Stored items from a collection —
▼

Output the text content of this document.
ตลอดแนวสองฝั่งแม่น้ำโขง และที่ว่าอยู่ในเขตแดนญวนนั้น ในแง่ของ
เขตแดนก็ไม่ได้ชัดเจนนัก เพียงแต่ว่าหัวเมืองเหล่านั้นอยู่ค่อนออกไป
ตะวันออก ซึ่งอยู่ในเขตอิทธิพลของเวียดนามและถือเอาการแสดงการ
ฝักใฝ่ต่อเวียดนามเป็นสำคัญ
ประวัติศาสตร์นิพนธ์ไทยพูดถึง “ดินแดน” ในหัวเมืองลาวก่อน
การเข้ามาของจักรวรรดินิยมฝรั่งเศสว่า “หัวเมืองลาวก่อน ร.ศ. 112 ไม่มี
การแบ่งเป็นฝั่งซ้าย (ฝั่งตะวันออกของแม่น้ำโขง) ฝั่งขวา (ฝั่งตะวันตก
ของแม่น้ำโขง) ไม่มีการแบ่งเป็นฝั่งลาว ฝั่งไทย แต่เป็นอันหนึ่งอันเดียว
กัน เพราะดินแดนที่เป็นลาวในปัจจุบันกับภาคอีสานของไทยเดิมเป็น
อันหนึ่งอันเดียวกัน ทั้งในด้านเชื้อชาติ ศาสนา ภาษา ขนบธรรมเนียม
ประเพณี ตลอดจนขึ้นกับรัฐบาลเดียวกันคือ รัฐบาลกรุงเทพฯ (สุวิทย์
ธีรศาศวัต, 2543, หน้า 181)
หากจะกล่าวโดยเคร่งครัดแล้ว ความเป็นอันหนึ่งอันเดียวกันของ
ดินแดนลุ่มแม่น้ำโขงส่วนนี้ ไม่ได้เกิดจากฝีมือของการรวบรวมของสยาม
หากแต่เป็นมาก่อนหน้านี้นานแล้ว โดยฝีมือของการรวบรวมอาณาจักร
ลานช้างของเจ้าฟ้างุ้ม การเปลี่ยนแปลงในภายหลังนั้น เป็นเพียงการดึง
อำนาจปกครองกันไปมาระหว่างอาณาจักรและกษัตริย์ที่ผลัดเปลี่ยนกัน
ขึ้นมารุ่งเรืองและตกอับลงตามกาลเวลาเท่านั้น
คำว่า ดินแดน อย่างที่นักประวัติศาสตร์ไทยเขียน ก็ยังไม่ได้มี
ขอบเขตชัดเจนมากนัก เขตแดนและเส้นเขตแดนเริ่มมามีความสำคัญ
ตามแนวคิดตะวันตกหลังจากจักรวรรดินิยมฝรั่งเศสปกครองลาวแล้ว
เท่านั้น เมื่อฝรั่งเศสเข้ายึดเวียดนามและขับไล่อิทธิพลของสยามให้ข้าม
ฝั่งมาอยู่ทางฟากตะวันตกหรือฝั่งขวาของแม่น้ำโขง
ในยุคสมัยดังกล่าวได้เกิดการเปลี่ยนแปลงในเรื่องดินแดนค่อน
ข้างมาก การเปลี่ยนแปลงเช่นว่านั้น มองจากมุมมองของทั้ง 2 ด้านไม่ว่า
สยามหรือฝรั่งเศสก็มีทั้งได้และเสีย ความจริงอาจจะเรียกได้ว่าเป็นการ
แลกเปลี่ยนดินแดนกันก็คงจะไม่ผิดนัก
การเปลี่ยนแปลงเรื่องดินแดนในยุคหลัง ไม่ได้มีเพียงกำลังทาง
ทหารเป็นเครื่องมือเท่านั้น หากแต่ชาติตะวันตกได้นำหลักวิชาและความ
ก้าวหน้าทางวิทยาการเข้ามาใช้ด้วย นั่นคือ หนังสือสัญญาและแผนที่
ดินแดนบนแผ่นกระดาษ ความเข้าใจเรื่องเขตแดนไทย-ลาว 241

▲

EXERCISE DIRECTIONS — Quote each line above in full, word for word.

SOLUTION FOR THIS TASK —
Output the text content of this document.
ตลอดแนวสองฝั่งแม่น้ำโขง และที่ว่าอยู่ในเขตแดนญวนนั้น ในแง่ของ
เขตแดนก็ไม่ได้ชัดเจนนัก เพียงแต่ว่าหัวเมืองเหล่านั้นอยู่ค่อนออกไป
ตะวันออก ซึ่งอยู่ในเขตอิทธิพลของเวียดนามและถือเอาการแสดงการ
ฝักใฝ่ต่อเวียดนามเป็นสำคัญ
ประวัติศาสตร์นิพนธ์ไทยพูดถึง “ดินแดน” ในหัวเมืองลาวก่อน
การเข้ามาของจักรวรรดินิยมฝรั่งเศสว่า “หัวเมืองลาวก่อน ร.ศ. 112 ไม่มี
การแบ่งเป็นฝั่งซ้าย (ฝั่งตะวันออกของแม่น้ำโขง) ฝั่งขวา (ฝั่งตะวันตก
ของแม่น้ำโขง) ไม่มีการแบ่งเป็นฝั่งลาว ฝั่งไทย แต่เป็นอันหนึ่งอันเดียว
กัน เพราะดินแดนที่เป็นลาวในปัจจุบันกับภาคอีสานของไทยเดิมเป็น
อันหนึ่งอันเดียวกัน ทั้งในด้านเชื้อชาติ ศาสนา ภาษา ขนบธรรมเนียม
ประเพณี ตลอดจนขึ้นกับรัฐบาลเดียวกันคือ รัฐบาลกรุงเทพฯ (สุวิทย์
ธีรศาศวัต, 2543, หน้า 181)
หากจะกล่าวโดยเคร่งครัดแล้ว ความเป็นอันหนึ่งอันเดียวกันของ
ดินแดนลุ่มแม่น้ำโขงส่วนนี้ ไม่ได้เกิดจากฝีมือของการรวบรวมของสยาม
หากแต่เป็นมาก่อนหน้านี้นานแล้ว โดยฝีมือของการรวบรวมอาณาจักร
ลานช้างของเจ้าฟ้างุ้ม การเปลี่ยนแปลงในภายหลังนั้น เป็นเพียงการดึง
อำนาจปกครองกันไปมาระหว่างอาณาจักรและกษัตริย์ที่ผลัดเปลี่ยนกัน
ขึ้นมารุ่งเรืองและตกอับลงตามกาลเวลาเท่านั้น
คำว่า ดินแดน อย่างที่นักประวัติศาสตร์ไทยเขียน ก็ยังไม่ได้มี
ขอบเขตชัดเจนมากนัก เขตแดนและเส้นเขตแดนเริ่มมามีความสำคัญ
ตามแนวคิดตะวันตกหลังจากจักรวรรดินิยมฝรั่งเศสปกครองลาวแล้ว
เท่านั้น เมื่อฝรั่งเศสเข้ายึดเวียดนามและขับไล่อิทธิพลของสยามให้ข้าม
ฝั่งมาอยู่ทางฟากตะวันตกหรือฝั่งขวาของแม่น้ำโขง
ในยุคสมัยดังกล่าวได้เกิดการเปลี่ยนแปลงในเรื่องดินแดนค่อน
ข้างมาก การเปลี่ยนแปลงเช่นว่านั้น มองจากมุมมองของทั้ง 2 ด้านไม่ว่า
สยามหรือฝรั่งเศสก็มีทั้งได้และเสีย ความจริงอาจจะเรียกได้ว่าเป็นการ
แลกเปลี่ยนดินแดนกันก็คงจะไม่ผิดนัก
การเปลี่ยนแปลงเรื่องดินแดนในยุคหลัง ไม่ได้มีเพียงกำลังทาง
ทหารเป็นเครื่องมือเท่านั้น หากแต่ชาติตะวันตกได้นำหลักวิชาและความ
ก้าวหน้าทางวิทยาการเข้ามาใช้ด้วย นั่นคือ หนังสือสัญญาและแผนที่
ดินแดนบนแผ่นกระดาษ ความเข้าใจเรื่องเขตแดนไทย-ลาว 241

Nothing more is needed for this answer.